STATED EXERCISE:
Extract all lines in the data that contain the word "Sansan".

(Raw records)
•••

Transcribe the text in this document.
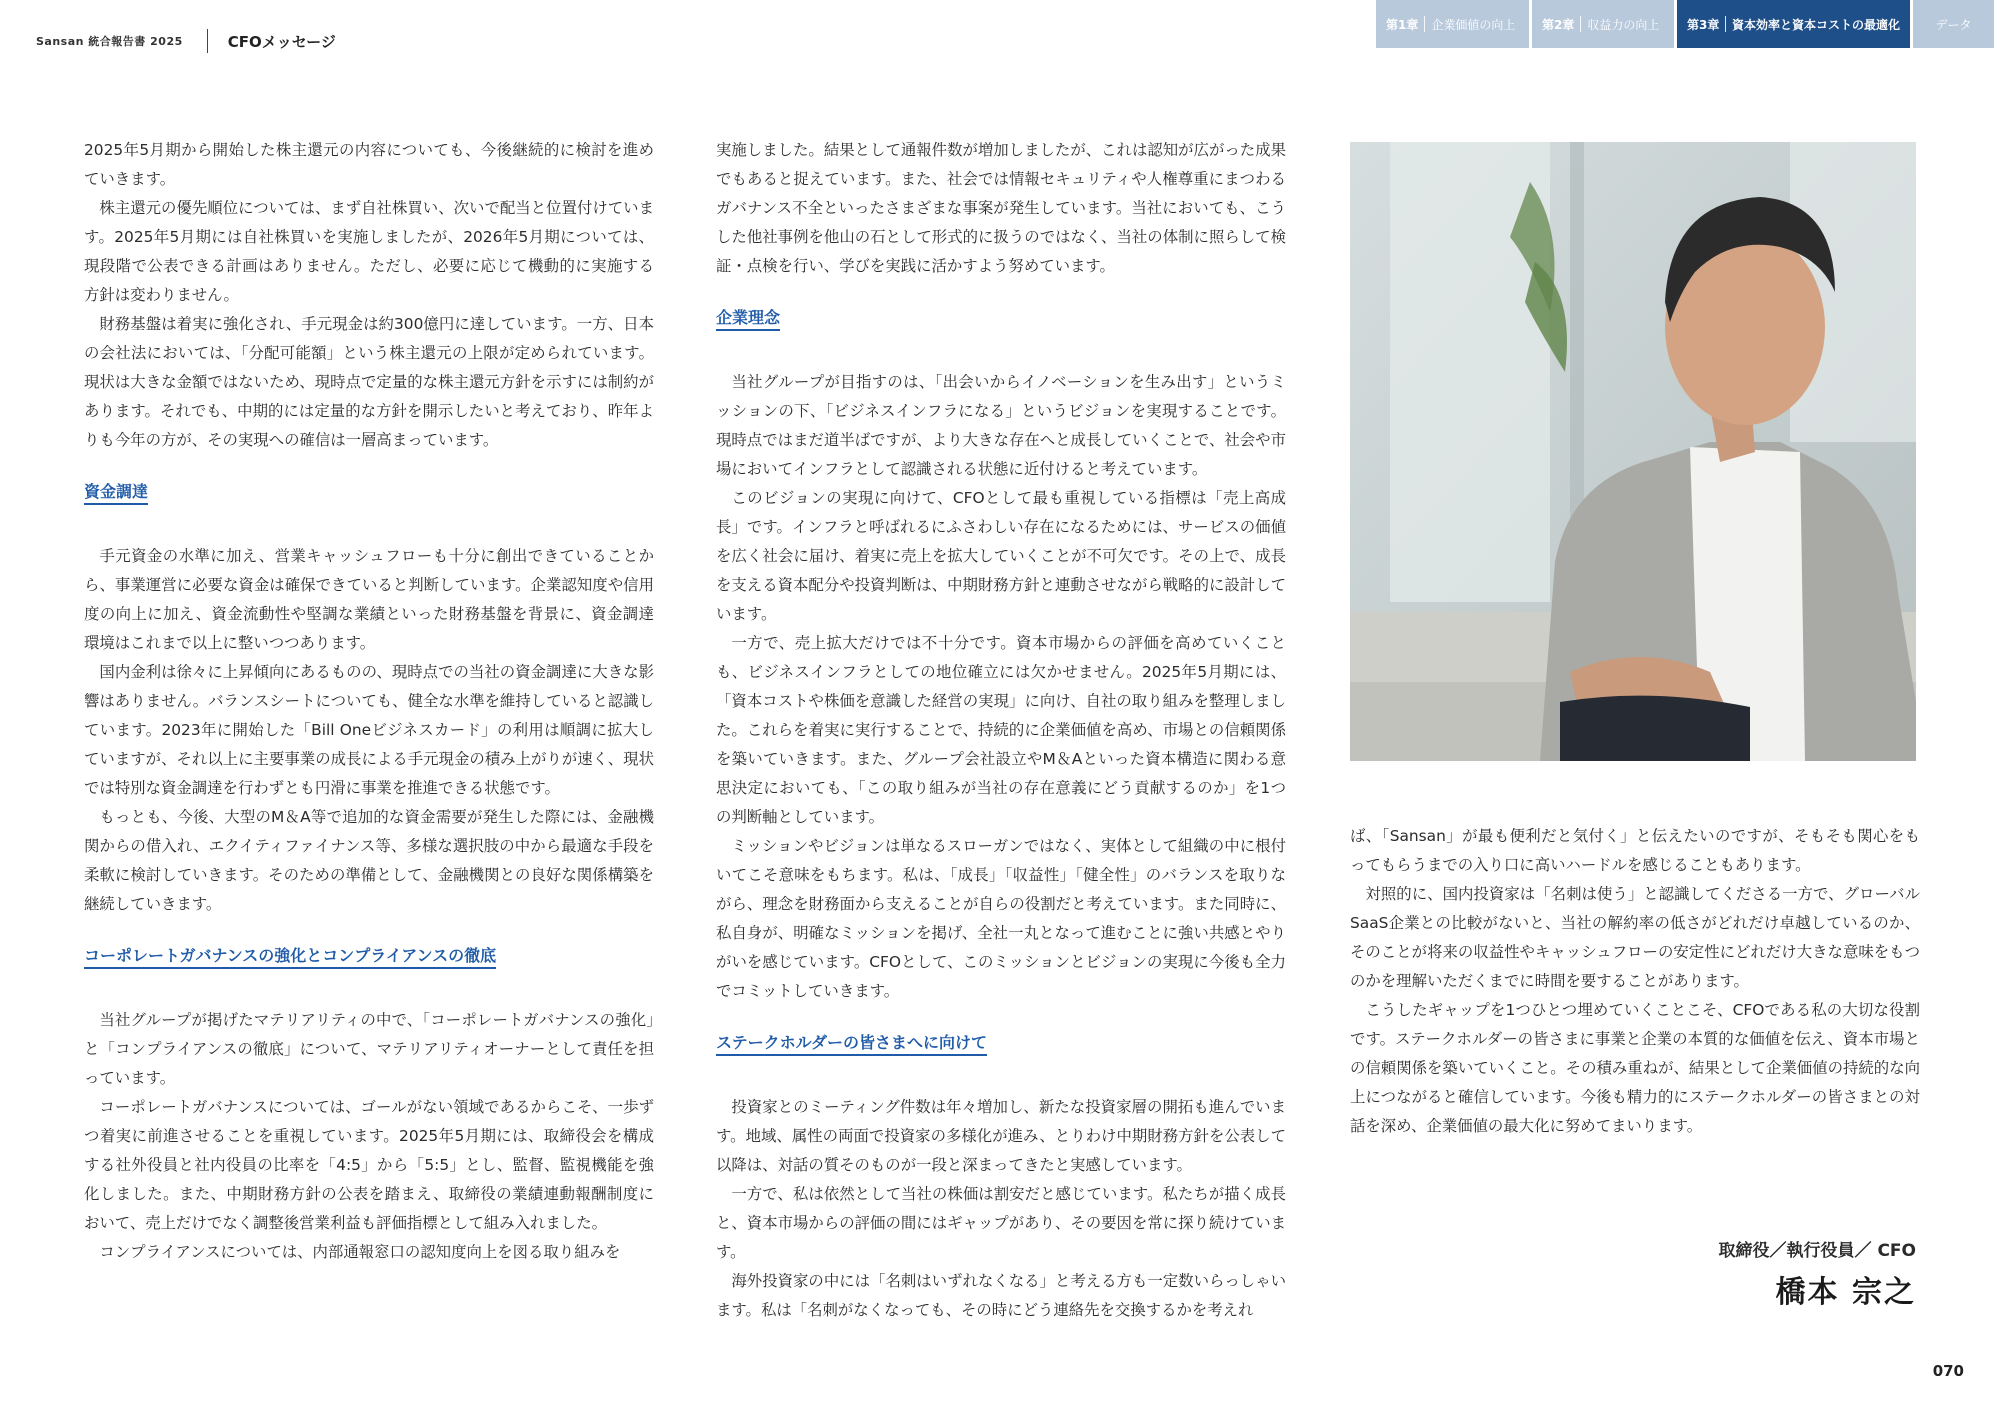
Sansan 統合報告書 2025	CFOメッセージ
第1章 企業価値の向上 第2章 収益力の向上 第3章 資本効率と資本コストの最適化	データ

2025年5月期から開始した株主還元の内容についても、今後継続的に検討を進めていきます。

株主還元の優先順位については、まず自社株買い、次いで配当と位置付けています。2025年5月期には自社株買いを実施しましたが、2026年5月期については、現段階で公表できる計画はありません。ただし、必要に応じて機動的に実施する方針は変わりません。

財務基盤は着実に強化され、手元現金は約300億円に達しています。一方、日本の会社法においては、「分配可能額」という株主還元の上限が定められています。現状は大きな金額ではないため、現時点で定量的な株主還元方針を示すには制約があります。それでも、中期的には定量的な方針を開示したいと考えており、昨年よりも今年の方が、その実現への確信は一層高まっています。

資金調達

手元資金の水準に加え、営業キャッシュフローも十分に創出できていることから、事業運営に必要な資金は確保できていると判断しています。企業認知度や信用度の向上に加え、資金流動性や堅調な業績といった財務基盤を背景に、資金調達環境はこれまで以上に整いつつあります。

国内金利は徐々に上昇傾向にあるものの、現時点での当社の資金調達に大きな影響はありません。バランスシートについても、健全な水準を維持していると認識しています。2023年に開始した「Bill Oneビジネスカード」の利用は順調に拡大していますが、それ以上に主要事業の成長による手元現金の積み上がりが速く、現状では特別な資金調達を行わずとも円滑に事業を推進できる状態です。

もっとも、今後、大型のM＆A等で追加的な資金需要が発生した際には、金融機関からの借入れ、エクイティファイナンス等、多様な選択肢の中から最適な手段を柔軟に検討していきます。そのための準備として、金融機関との良好な関係構築を継続していきます。

コーポレートガバナンスの強化とコンプライアンスの徹底

当社グループが掲げたマテリアリティの中で、「コーポレートガバナンスの強化」と「コンプライアンスの徹底」について、マテリアリティオーナーとして責任を担っています。

コーポレートガバナンスについては、ゴールがない領域であるからこそ、一歩ずつ着実に前進させることを重視しています。2025年5月期には、取締役会を構成する社外役員と社内役員の比率を「4:5」から「5:5」とし、監督、監視機能を強化しました。また、中期財務方針の公表を踏まえ、取締役の業績連動報酬制度において、売上だけでなく調整後営業利益も評価指標として組み入れました。

コンプライアンスについては、内部通報窓口の認知度向上を図る取り組みを

実施しました。結果として通報件数が増加しましたが、これは認知が広がった成果でもあると捉えています。また、社会では情報セキュリティや人権尊重にまつわるガバナンス不全といったさまざまな事案が発生しています。当社においても、こうした他社事例を他山の石として形式的に扱うのではなく、当社の体制に照らして検証・点検を行い、学びを実践に活かすよう努めています。

企業理念

当社グループが目指すのは、「出会いからイノベーションを生み出す」というミッションの下、「ビジネスインフラになる」というビジョンを実現することです。現時点ではまだ道半ばですが、より大きな存在へと成長していくことで、社会や市場においてインフラとして認識される状態に近付けると考えています。

このビジョンの実現に向けて、CFOとして最も重視している指標は「売上高成長」です。インフラと呼ばれるにふさわしい存在になるためには、サービスの価値を広く社会に届け、着実に売上を拡大していくことが不可欠です。その上で、成長を支える資本配分や投資判断は、中期財務方針と連動させながら戦略的に設計しています。

一方で、売上拡大だけでは不十分です。資本市場からの評価を高めていくことも、ビジネスインフラとしての地位確立には欠かせません。2025年5月期には、「資本コストや株価を意識した経営の実現」に向け、自社の取り組みを整理しました。これらを着実に実行することで、持続的に企業価値を高め、市場との信頼関係を築いていきます。また、グループ会社設立やM＆Aといった資本構造に関わる意思決定においても、「この取り組みが当社の存在意義にどう貢献するのか」を1つの判断軸としています。

ミッションやビジョンは単なるスローガンではなく、実体として組織の中に根付いてこそ意味をもちます。私は、「成長」「収益性」「健全性」のバランスを取りながら、理念を財務面から支えることが自らの役割だと考えています。また同時に、私自身が、明確なミッションを掲げ、全社一丸となって進むことに強い共感とやりがいを感じています。CFOとして、このミッションとビジョンの実現に今後も全力でコミットしていきます。

ステークホルダーの皆さまへに向けて

投資家とのミーティング件数は年々増加し、新たな投資家層の開拓も進んでいます。地域、属性の両面で投資家の多様化が進み、とりわけ中期財務方針を公表して以降は、対話の質そのものが一段と深まってきたと実感しています。

一方で、私は依然として当社の株価は割安だと感じています。私たちが描く成長と、資本市場からの評価の間にはギャップがあり、その要因を常に探り続けています。

海外投資家の中には「名刺はいずれなくなる」と考える方も一定数いらっしゃいます。私は「名刺がなくなっても、その時にどう連絡先を交換するかを考えれ

ば、「Sansan」が最も便利だと気付く」と伝えたいのですが、そもそも関心をもってもらうまでの入り口に高いハードルを感じることもあります。

対照的に、国内投資家は「名刺は使う」と認識してくださる一方で、グローバルSaaS企業との比較がないと、当社の解約率の低さがどれだけ卓越しているのか、そのことが将来の収益性やキャッシュフローの安定性にどれだけ大きな意味をもつのかを理解いただくまでに時間を要することがあります。

こうしたギャップを1つひとつ埋めていくことこそ、CFOである私の大切な役割です。ステークホルダーの皆さまに事業と企業の本質的な価値を伝え、資本市場との信頼関係を築いていくこと。その積み重ねが、結果として企業価値の持続的な向上につながると確信しています。今後も精力的にステークホルダーの皆さまとの対話を深め、企業価値の最大化に努めてまいります。

取締役／執行役員／ CFO
橋本 宗之
070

•••

SOLUTION BELOW:
Sansan 統合報告書 2025	CFOメッセージ
ば、「Sansan」が最も便利だと気付く」と伝えたいのですが、そもそも関心をもってもらうまでの入り口に高いハードルを感じることもあります。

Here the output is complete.